● **The exercise**: Count the lines in the entries below that include the word "material". Give nothing but the number.

Data items
........
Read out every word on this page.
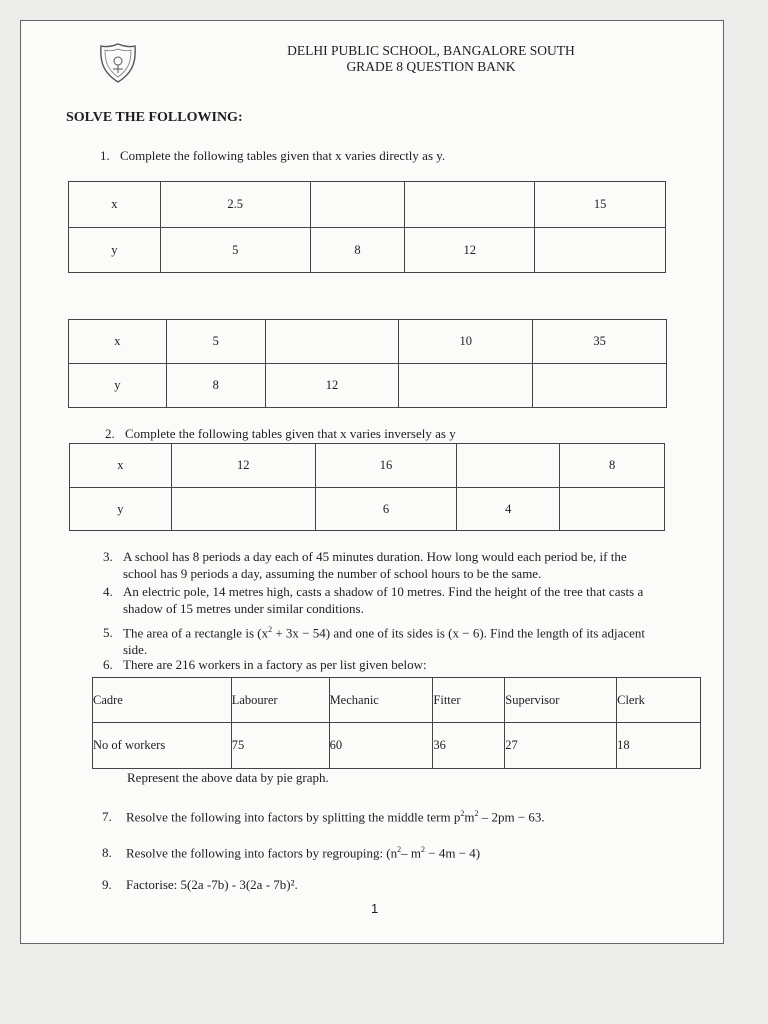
DELHI PUBLIC SCHOOL, BANGALORE SOUTH
GRADE 8 QUESTION BANK
SOLVE THE FOLLOWING:
1. Complete the following tables given that x varies directly as y.
x	2.5			15
y	5	8	12	
x	5		10	35
y	8	12		
2. Complete the following tables given that x varies inversely as y
x	12	16		8
y		6	4	
3. A school has 8 periods a day each of 45 minutes duration. How long would each period be, if the
school has 9 periods a day, assuming the number of school hours to be the same.
4. An electric pole, 14 metres high, casts a shadow of 10 metres. Find the height of the tree that casts a
shadow of 15 metres under similar conditions.
5. The area of a rectangle is $(x^2 + 3x - 54)$ and one of its sides is (x − 6). Find the length of its adjacent
side.
6. There are 216 workers in a factory as per list given below:
Cadre	Labourer	Mechanic	Fitter	Supervisor	Clerk
No of workers	75	60	36	27	18
Represent the above data by pie graph.
7. Resolve the following into factors by splitting the middle term $p^2m^2 - 2pm - 63$.
8. Resolve the following into factors by regrouping: ($n^2-$ $m^2 - 4m - 4$)
9. Factorise: 5(2a -7b) - 3(2a - 7b)².
1
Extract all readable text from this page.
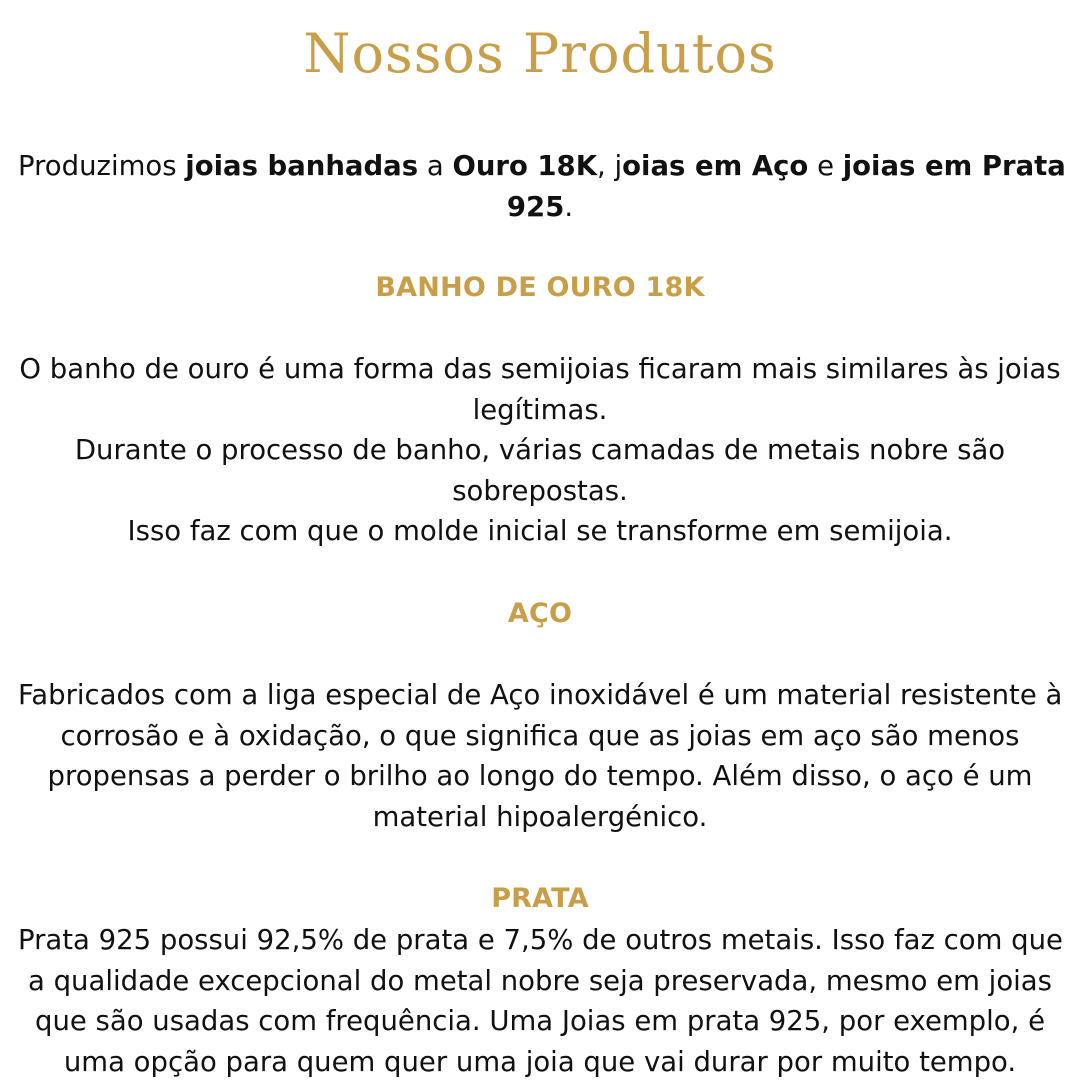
Nossos Produtos
Produzimos joias banhadas a Ouro 18K, joias em Aço e joias em Prata
925.
BANHO DE OURO 18K
O banho de ouro é uma forma das semijoias ficaram mais similares às joias
legítimas.
Durante o processo de banho, várias camadas de metais nobre são
sobrepostas.
Isso faz com que o molde inicial se transforme em semijoia.
AÇO
Fabricados com a liga especial de Aço inoxidável é um material resistente à
corrosão e à oxidação, o que significa que as joias em aço são menos
propensas a perder o brilho ao longo do tempo. Além disso, o aço é um
material hipoalergénico.
PRATA
Prata 925 possui 92,5% de prata e 7,5% de outros metais. Isso faz com que
a qualidade excepcional do metal nobre seja preservada, mesmo em joias
que são usadas com frequência. Uma Joias em prata 925, por exemplo, é
uma opção para quem quer uma joia que vai durar por muito tempo.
........
● **Right answer**: 2